→ PROBLEM TO WORK ON
Transcribe every entry word for word, but skip the images.

** START OF EXTRACTED RECORDS **

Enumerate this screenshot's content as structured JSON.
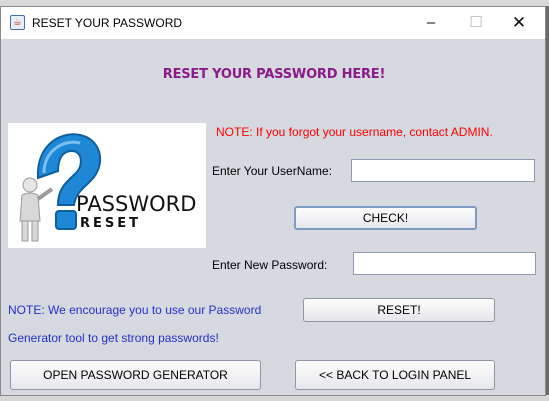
{
  "window": {
    "title": "RESET YOUR PASSWORD"
  },
  "heading": "RESET YOUR PASSWORD HERE!",
  "logo": {
    "line1": "PASSWORD",
    "line2": "RESET"
  },
  "note_username": "NOTE: If you forgot your username, contact ADMIN.",
  "username": {
    "label": "Enter Your UserName:",
    "value": ""
  },
  "check_button": "CHECK!",
  "new_password": {
    "label": "Enter New Password:",
    "value": ""
  },
  "note_generator": {
    "line1": "NOTE: We encourage you to use our Password",
    "line2": "Generator tool to get strong passwords!"
  },
  "reset_button": "RESET!",
  "generator_button": "OPEN PASSWORD GENERATOR",
  "back_button": "<< BACK TO LOGIN PANEL",
  "colors": {
    "heading": "#8b1a8b",
    "note_red": "#ff0000",
    "note_blue": "#2231c9",
    "logo_blue": "#1e88d6"
  }
}
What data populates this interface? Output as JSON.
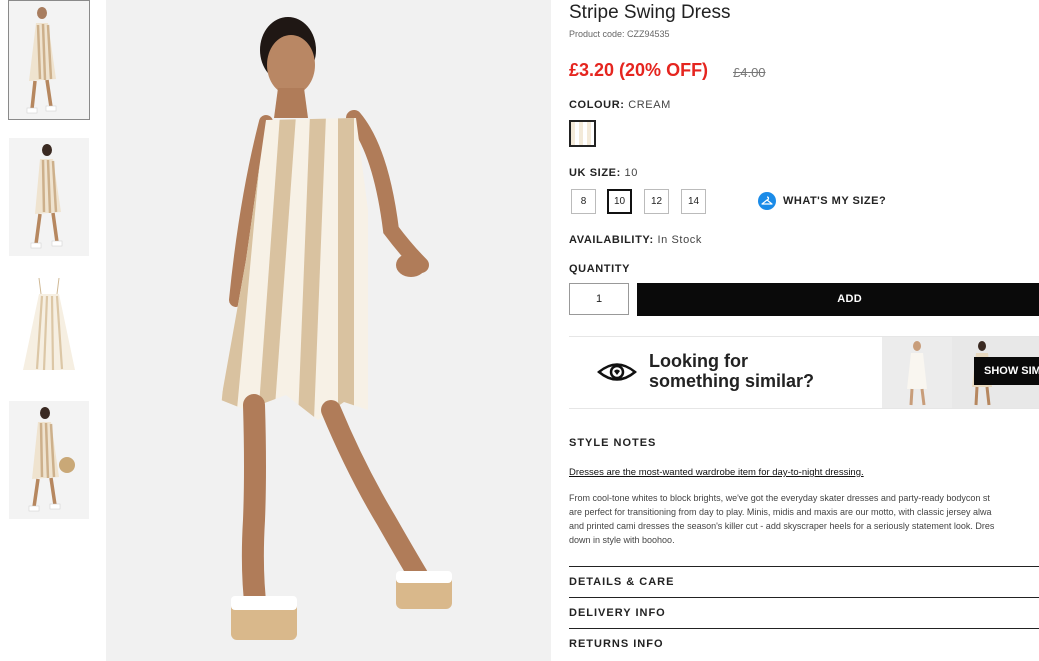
{
  "product": {
    "title": "Stripe Swing Dress",
    "code": "Product code: CZZ94535",
    "price_now": "£3.20 (20% OFF)",
    "price_was": "£4.00"
  },
  "colour": {
    "label": "COLOUR:",
    "value": "CREAM"
  },
  "size": {
    "label": "UK SIZE:",
    "value": "10",
    "options": [
      "8",
      "10",
      "12",
      "14"
    ],
    "help_label": "WHAT'S MY SIZE?"
  },
  "availability": {
    "label": "AVAILABILITY:",
    "value": "In Stock"
  },
  "quantity": {
    "label": "QUANTITY",
    "value": "1"
  },
  "cart": {
    "add_label": "ADD TO BAG"
  },
  "similar": {
    "line1": "Looking for",
    "line2": "something similar?",
    "button_label": "SHOW SIM"
  },
  "style_notes": {
    "title": "STYLE NOTES",
    "headline": "Dresses are the most-wanted wardrobe item for day-to-night dressing.",
    "lines": [
      "From cool-tone whites to block brights, we've got the everyday skater dresses and party-ready bodycon st",
      "are perfect for transitioning from day to play. Minis, midis and maxis are our motto, with classic jersey alwa",
      "and printed cami dresses the season's killer cut - add skyscraper heels for a seriously statement look. Dres",
      "down in style with boohoo."
    ]
  },
  "sections": {
    "details": "DETAILS & CARE",
    "delivery": "DELIVERY INFO",
    "returns": "RETURNS INFO"
  },
  "colors": {
    "sale_red": "#e5251f",
    "button_black": "#0a0a0a",
    "help_blue": "#1a8be8",
    "stripe_tan": "#d9c2a0",
    "stripe_cream": "#f7f1e6"
  },
  "icons": {
    "size_help": "hanger-icon",
    "similar": "eye-icon"
  }
}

** END OF EXTRACTED RECORDS **

→ EXERCISE SOLUTION
Enumerate this screenshot's content as structured JSON.
{
  "window": {
    "title": "RESET YOUR PASSWORD"
  },
  "heading": "RESET YOUR PASSWORD HERE!",
  "logo": {
    "line1": "PASSWORD",
    "line2": "RESET"
  },
  "note_username": "NOTE: If you forgot your username, contact ADMIN.",
  "username": {
    "label": "Enter Your UserName:",
    "value": ""
  },
  "check_button": "CHECK!",
  "new_password": {
    "label": "Enter New Password:",
    "value": ""
  },
  "note_generator": {
    "line1": "NOTE: We encourage you to use our Password",
    "line2": "Generator tool to get strong passwords!"
  },
  "reset_button": "RESET!",
  "generator_button": "OPEN PASSWORD GENERATOR",
  "back_button": "<< BACK TO LOGIN PANEL",
  "colors": {
    "heading": "#8b1a8b",
    "note_red": "#ff0000",
    "note_blue": "#2231c9",
    "logo_blue": "#1e88d6"
  }
}
What data populates this interface? Output as JSON.
{
  "product": {
    "title": "Stripe Swing Dress",
    "code": "Product code: CZZ94535",
    "price_now": "£3.20 (20% OFF)",
    "price_was": "£4.00"
  },
  "colour": {
    "label": "COLOUR:",
    "value": "CREAM"
  },
  "size": {
    "label": "UK SIZE:",
    "value": "10",
    "options": [
      "8",
      "10",
      "12",
      "14"
    ],
    "help_label": "WHAT'S MY SIZE?"
  },
  "availability": {
    "label": "AVAILABILITY:",
    "value": "In Stock"
  },
  "quantity": {
    "label": "QUANTITY",
    "value": "1"
  },
  "cart": {
    "add_label": "ADD TO BAG"
  },
  "similar": {
    "line1": "Looking for",
    "line2": "something similar?",
    "button_label": "SHOW SIM"
  },
  "style_notes": {
    "title": "STYLE NOTES",
    "headline": "Dresses are the most-wanted wardrobe item for day-to-night dressing.",
    "lines": [
      "From cool-tone whites to block brights, we've got the everyday skater dresses and party-ready bodycon st",
      "are perfect for transitioning from day to play. Minis, midis and maxis are our motto, with classic jersey alwa",
      "and printed cami dresses the season's killer cut - add skyscraper heels for a seriously statement look. Dres",
      "down in style with boohoo."
    ]
  },
  "sections": {
    "details": "DETAILS & CARE",
    "delivery": "DELIVERY INFO",
    "returns": "RETURNS INFO"
  },
  "colors": {
    "sale_red": "#e5251f",
    "button_black": "#0a0a0a",
    "help_blue": "#1a8be8",
    "stripe_tan": "#d9c2a0",
    "stripe_cream": "#f7f1e6"
  },
  "icons": {
    "size_help": "hanger-icon",
    "similar": "eye-icon"
  }
}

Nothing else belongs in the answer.